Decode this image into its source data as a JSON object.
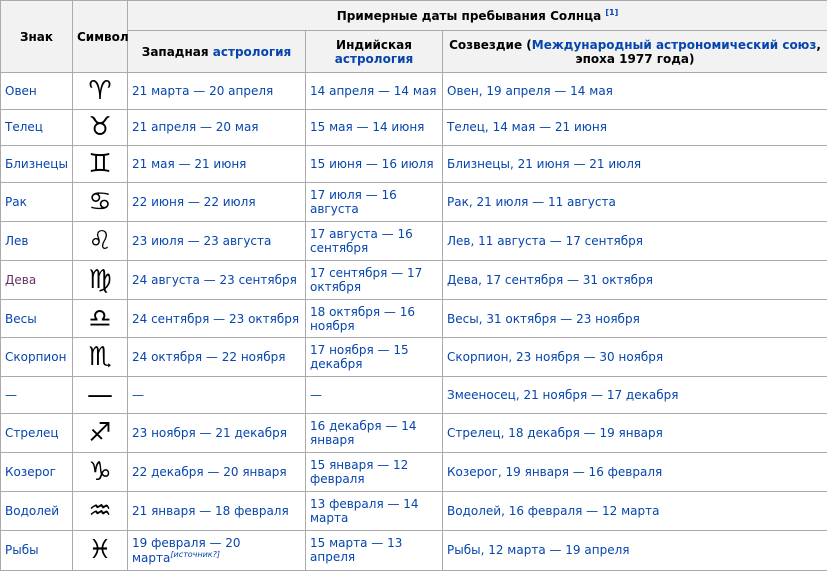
{
  "header": {
    "sign": "Знак",
    "symbol": "Символ",
    "dates": "Примерные даты пребывания Солнца",
    "dates_ref": "[1]",
    "western_plain": "Западная",
    "western_link": "астрология",
    "indian_plain": "Индийская",
    "indian_link": "астрология",
    "constellation_plain": "Созвездие (",
    "constellation_link": "Международный астрономический союз",
    "constellation_tail": ", эпоха 1977 года)"
  },
  "table": {
    "rows": [
      [
        "Овен",
        "♈",
        "21 марта — 20 апреля",
        "14 апреля — 14 мая",
        "Овен, 19 апреля — 14 мая"
      ],
      [
        "Телец",
        "♉",
        "21 апреля — 20 мая",
        "15 мая — 14 июня",
        "Телец, 14 мая — 21 июня"
      ],
      [
        "Близнецы",
        "♊",
        "21 мая — 21 июня",
        "15 июня — 16 июля",
        "Близнецы, 21 июня — 21 июля"
      ],
      [
        "Рак",
        "♋",
        "22 июня — 22 июля",
        "17 июля — 16 августа",
        "Рак, 21 июля — 11 августа"
      ],
      [
        "Лев",
        "♌",
        "23 июля — 23 августа",
        "17 августа — 16 сентября",
        "Лев, 11 августа — 17 сентября"
      ],
      [
        "Дева",
        "♍",
        "24 августа — 23 сентября",
        "17 сентября — 17 октября",
        "Дева, 17 сентября — 31 октября"
      ],
      [
        "Весы",
        "♎",
        "24 сентября — 23 октября",
        "18 октября — 16 ноября",
        "Весы, 31 октября — 23 ноября"
      ],
      [
        "Скорпион",
        "♏",
        "24 октября — 22 ноября",
        "17 ноября — 15 декабря",
        "Скорпион, 23 ноября — 30 ноября"
      ],
      [
        "—",
        "—",
        "—",
        "—",
        "Змееносец, 21 ноября — 17 декабря"
      ],
      [
        "Стрелец",
        "♐",
        "23 ноября — 21 декабря",
        "16 декабря — 14 января",
        "Стрелец, 18 декабря — 19 января"
      ],
      [
        "Козерог",
        "♑",
        "22 декабря — 20 января",
        "15 января — 12 февраля",
        "Козерог, 19 января — 16 февраля"
      ],
      [
        "Водолей",
        "♒",
        "21 января — 18 февраля",
        "13 февраля — 14 марта",
        "Водолей, 16 февраля — 12 марта"
      ],
      [
        "Рыбы",
        "♓",
        "19 февраля — 20 марта",
        "15 марта — 13 апреля",
        "Рыбы, 12 марта — 19 апреля"
      ]
    ],
    "citation_needed": "[источник?]"
  }
}
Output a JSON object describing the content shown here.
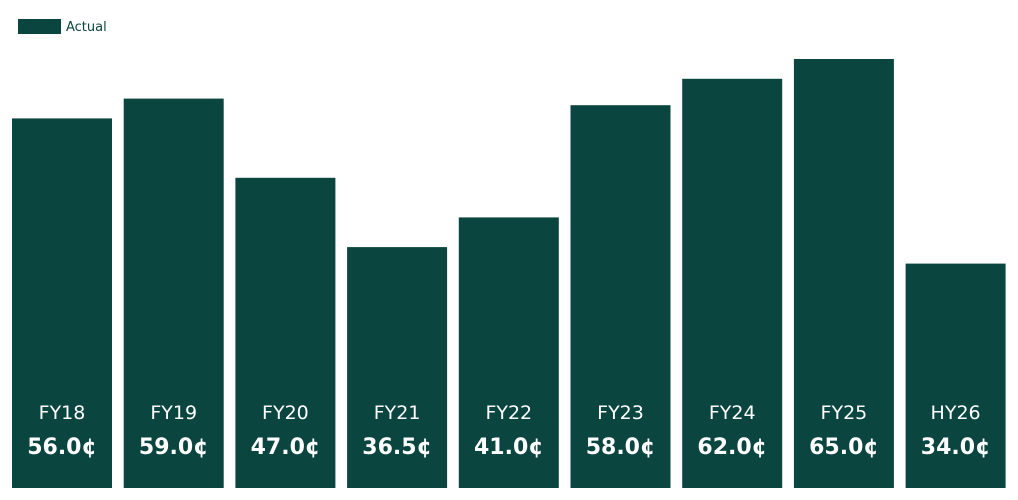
{
  "chart_data": {
    "type": "bar",
    "categories": [
      "FY18",
      "FY19",
      "FY20",
      "FY21",
      "FY22",
      "FY23",
      "FY24",
      "FY25",
      "HY26"
    ],
    "series": [
      {
        "name": "Actual",
        "values": [
          56.0,
          59.0,
          47.0,
          36.5,
          41.0,
          58.0,
          62.0,
          65.0,
          34.0
        ]
      }
    ],
    "value_labels": [
      "56.0¢",
      "59.0¢",
      "47.0¢",
      "36.5¢",
      "41.0¢",
      "58.0¢",
      "62.0¢",
      "65.0¢",
      "34.0¢"
    ],
    "ylim": [
      0,
      65
    ],
    "legend_position": "top-left",
    "grid": false,
    "colors": {
      "bar": "#0B4540",
      "legend_text": "#0B4540",
      "label": "#ffffff"
    }
  }
}
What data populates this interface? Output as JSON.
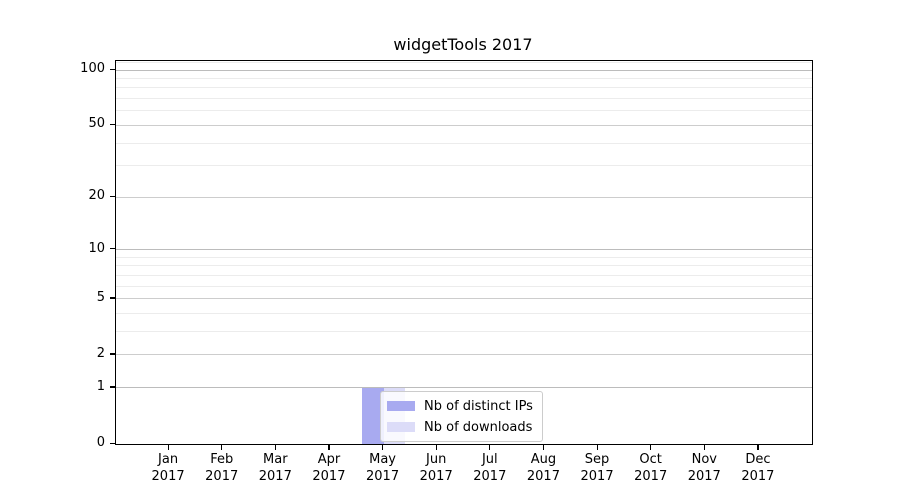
{
  "chart_data": {
    "type": "bar",
    "title": "widgetTools 2017",
    "categories": [
      "Jan",
      "Feb",
      "Mar",
      "Apr",
      "May",
      "Jun",
      "Jul",
      "Aug",
      "Sep",
      "Oct",
      "Nov",
      "Dec"
    ],
    "category_year": "2017",
    "series": [
      {
        "name": "Nb of distinct IPs",
        "color": "#a8aaf0",
        "values": [
          0,
          0,
          0,
          0,
          1,
          0,
          0,
          0,
          0,
          0,
          0,
          0
        ]
      },
      {
        "name": "Nb of downloads",
        "color": "#dcdcf8",
        "values": [
          0,
          0,
          0,
          0,
          1,
          0,
          0,
          0,
          0,
          0,
          0,
          0
        ]
      }
    ],
    "xlabel": "",
    "ylabel": "",
    "yscale": "log1p",
    "ylim": [
      0,
      112
    ],
    "y_ticks": [
      0,
      1,
      2,
      5,
      10,
      20,
      50,
      100
    ],
    "y_minor_ticks": [
      3,
      4,
      6,
      7,
      8,
      9,
      30,
      40,
      60,
      70,
      80,
      90,
      110
    ],
    "grid": "horizontal-major-and-minor",
    "grid_major_color": "#cdcdcd",
    "grid_decade_color": "#bcbcbc",
    "grid_minor_color": "#ececec",
    "legend_position": "inside-bottom-center",
    "bar_group_width": 0.8
  }
}
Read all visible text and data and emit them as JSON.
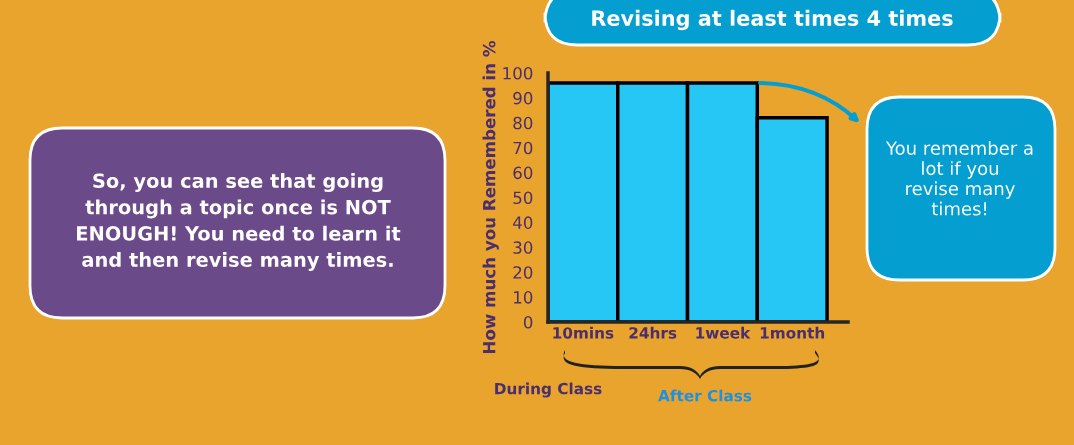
{
  "chart_data": {
    "type": "bar",
    "title": "Revising at least times 4 times",
    "ylabel": "How much you Remembered in %",
    "categories": [
      "10mins",
      "24hrs",
      "1week",
      "1month"
    ],
    "values": [
      96,
      96,
      96,
      82
    ],
    "color": "#26c6f5",
    "ylim": [
      0,
      100
    ],
    "yticks": [
      0,
      10,
      20,
      30,
      40,
      50,
      60,
      70,
      80,
      90,
      100
    ],
    "grid": false,
    "annotations": [
      "So, you can see that going through a topic once is NOT ENOUGH! You need to learn it and then revise many times.",
      "You remember a lot if you revise many times!",
      "During Class",
      "After Class"
    ]
  }
}
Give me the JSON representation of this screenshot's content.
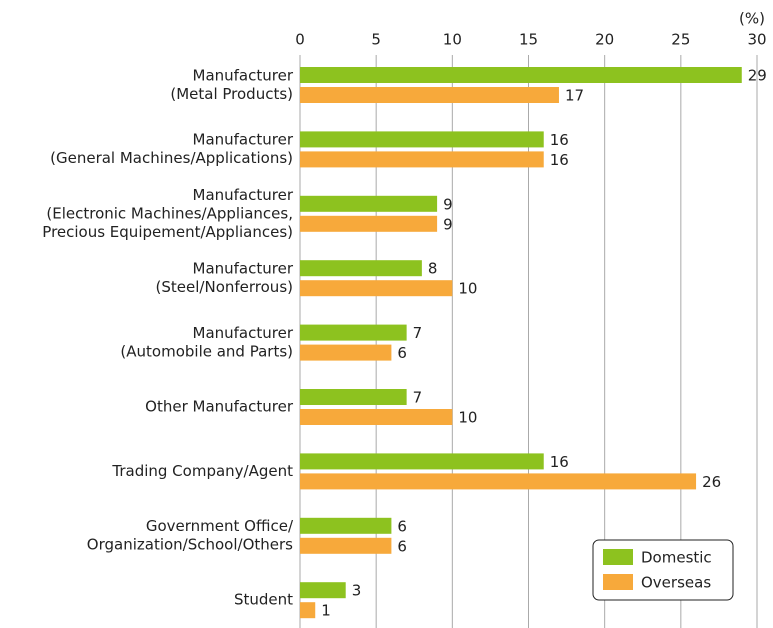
{
  "chart_data": {
    "type": "hbar",
    "x_unit": "(%)",
    "categories": [
      [
        "Manufacturer",
        "(Metal Products)"
      ],
      [
        "Manufacturer",
        "(General Machines/Applications)"
      ],
      [
        "Manufacturer",
        "(Electronic Machines/Appliances,",
        "Precious Equipement/Appliances)"
      ],
      [
        "Manufacturer",
        "(Steel/Nonferrous)"
      ],
      [
        "Manufacturer",
        "(Automobile and Parts)"
      ],
      [
        "Other Manufacturer"
      ],
      [
        "Trading Company/Agent"
      ],
      [
        "Government Office/",
        "Organization/School/Others"
      ],
      [
        "Student"
      ]
    ],
    "series": [
      {
        "name": "Domestic",
        "color": "#8dc21f",
        "values": [
          29,
          16,
          9,
          8,
          7,
          7,
          16,
          6,
          3
        ]
      },
      {
        "name": "Overseas",
        "color": "#f7a93b",
        "values": [
          17,
          16,
          9,
          10,
          6,
          10,
          26,
          6,
          1
        ]
      }
    ],
    "xlim": [
      0,
      30
    ],
    "xticks": [
      0,
      5,
      10,
      15,
      20,
      25,
      30
    ],
    "grid": true,
    "legend": "lower right"
  }
}
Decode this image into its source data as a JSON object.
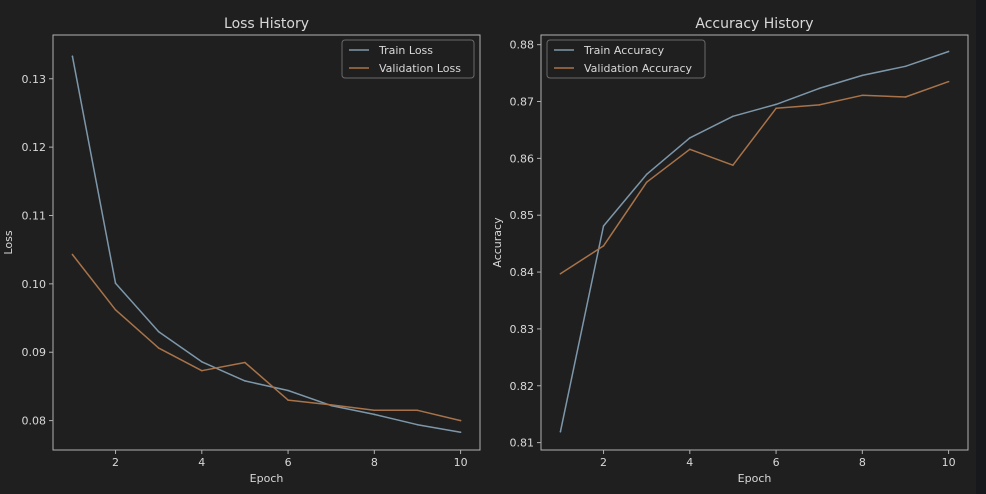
{
  "chart_data": [
    {
      "type": "line",
      "title": "Loss History",
      "xlabel": "Epoch",
      "ylabel": "Loss",
      "x": [
        1,
        2,
        3,
        4,
        5,
        6,
        7,
        8,
        9,
        10
      ],
      "xticks": [
        "2",
        "4",
        "6",
        "8",
        "10"
      ],
      "yticks": [
        "0.08",
        "0.09",
        "0.10",
        "0.11",
        "0.12",
        "0.13"
      ],
      "xlim": [
        0.55,
        10.45
      ],
      "ylim": [
        0.0757,
        0.1364
      ],
      "grid": false,
      "legend": "top-right",
      "series": [
        {
          "name": "Train Loss",
          "color": "#7d97aa",
          "values": [
            0.1333,
            0.1001,
            0.093,
            0.0886,
            0.0858,
            0.0844,
            0.0822,
            0.0809,
            0.0794,
            0.0783
          ]
        },
        {
          "name": "Validation Loss",
          "color": "#a8734a",
          "values": [
            0.1043,
            0.0962,
            0.0906,
            0.0873,
            0.0885,
            0.083,
            0.0823,
            0.0815,
            0.0815,
            0.08
          ]
        }
      ]
    },
    {
      "type": "line",
      "title": "Accuracy History",
      "xlabel": "Epoch",
      "ylabel": "Accuracy",
      "x": [
        1,
        2,
        3,
        4,
        5,
        6,
        7,
        8,
        9,
        10
      ],
      "xticks": [
        "2",
        "4",
        "6",
        "8",
        "10"
      ],
      "yticks": [
        "0.81",
        "0.82",
        "0.83",
        "0.84",
        "0.85",
        "0.86",
        "0.87",
        "0.88"
      ],
      "xlim": [
        0.55,
        10.45
      ],
      "ylim": [
        0.8087,
        0.8817
      ],
      "grid": false,
      "legend": "top-left",
      "series": [
        {
          "name": "Train Accuracy",
          "color": "#7d97aa",
          "values": [
            0.8119,
            0.8481,
            0.8572,
            0.8636,
            0.8674,
            0.8695,
            0.8723,
            0.8746,
            0.8762,
            0.8788
          ]
        },
        {
          "name": "Validation Accuracy",
          "color": "#a8734a",
          "values": [
            0.8397,
            0.8446,
            0.8558,
            0.8616,
            0.8588,
            0.8688,
            0.8694,
            0.8711,
            0.8708,
            0.8735
          ]
        }
      ]
    }
  ],
  "theme": {
    "background": "#1f1f1f",
    "page_edge": "#17181c",
    "axes_edge": "#b0b0b0",
    "text": "#d8d8d8",
    "legend_background": "#1f1f1f",
    "legend_edge": "#6a6a6a"
  }
}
━━━
- [WHAT THE TASK ASKS]:
Copy out every line with the word "Стрелец".

- [RESPONSE]:
        "Стрелец",
        "Стрелец, 18 декабря — 19 января"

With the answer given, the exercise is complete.